----- Source text -----

Monthly Archives: June 2026

Recovering data from a Virtual Box disk when it crashed in a expand operation and from the guest claimed the new disk space and got IO error rc=VERR_OUT_OF_RANGE

I wanted to do a do-release-upgrade to Update from Ubuntu 25.04 to Ubuntu 25.10, but I had almost no space left on the device. I didn’t want to uninstall the snap utilities that were using most of the space after the OS.

I created a video to explain this situation and how to fix it easily.

  • Host OS: Ubuntu 22.04 LTS, 64 GB of RAM
  • Guest OS: Ubuntu 25.04, 12 GB of RAM
  • Guest drive: VMDK of 25GB, Dynamically allocated split in 2 GB files. Using 24.86GB

The problem was that I grow a disk with Virtual Box, from 25GB to 35GB and Virtual Box crashed.

It stayed in an error state, unable to access any configuration after I pressed Refresh, so I had to kill it and restart it.

I tried to expand to 36 and 37 GB with same results.

----- Data lines -----

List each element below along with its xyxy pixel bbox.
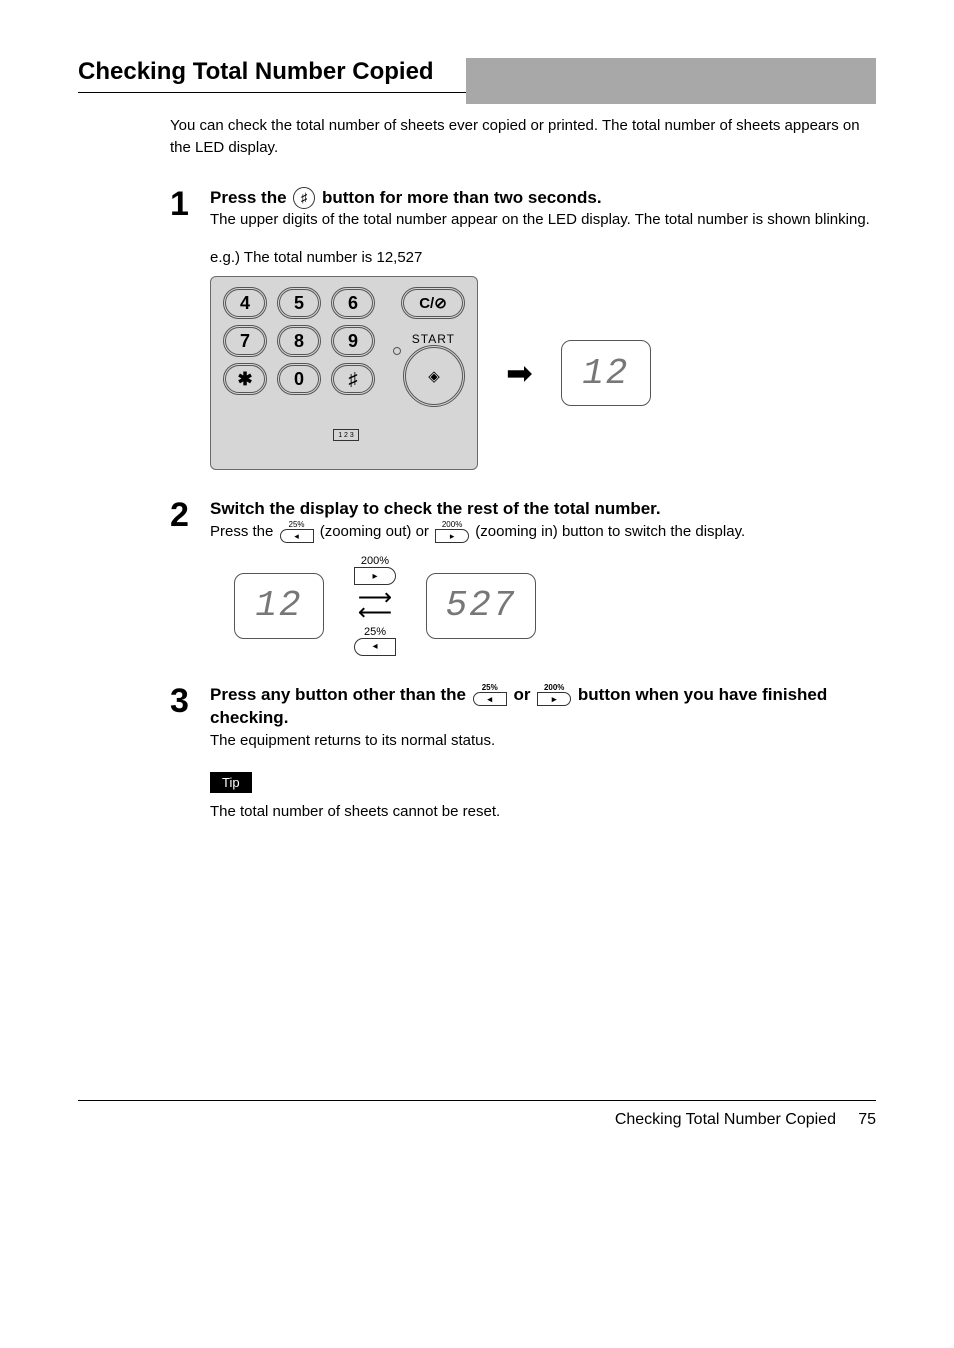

-----

Exercise requirements:
• 1. According to the VirtualBox disk post, how much RAM does the host OS have?
• 2. From the VirtualBox disk post, write out the passage starting with "I wanted to" and going on through "and restart it.", substituting "froze" for "crashed".

Outputs:
• 1. 64 GB

• 2.
I wanted to do a do-release-upgrade to Update from Ubuntu 25.04 to Ubuntu 25.10, but I had almost no space left on the device. I didn’t want to uninstall the snap utilities that were using most of the space after the OS.

I created a video to explain this situation and how to fix it easily.

  • Host OS: Ubuntu 22.04 LTS, 64 GB of RAM
  • Guest OS: Ubuntu 25.04, 12 GB of RAM
  • Guest drive: VMDK of 25GB, Dynamically allocated split in 2 GB files. Using 24.86GB

The problem was that I grow a disk with Virtual Box, from 25GB to 35GB and Virtual Box froze.

It stayed in an error state, unable to access any configuration after I pressed Refresh, so I had to kill it and restart it.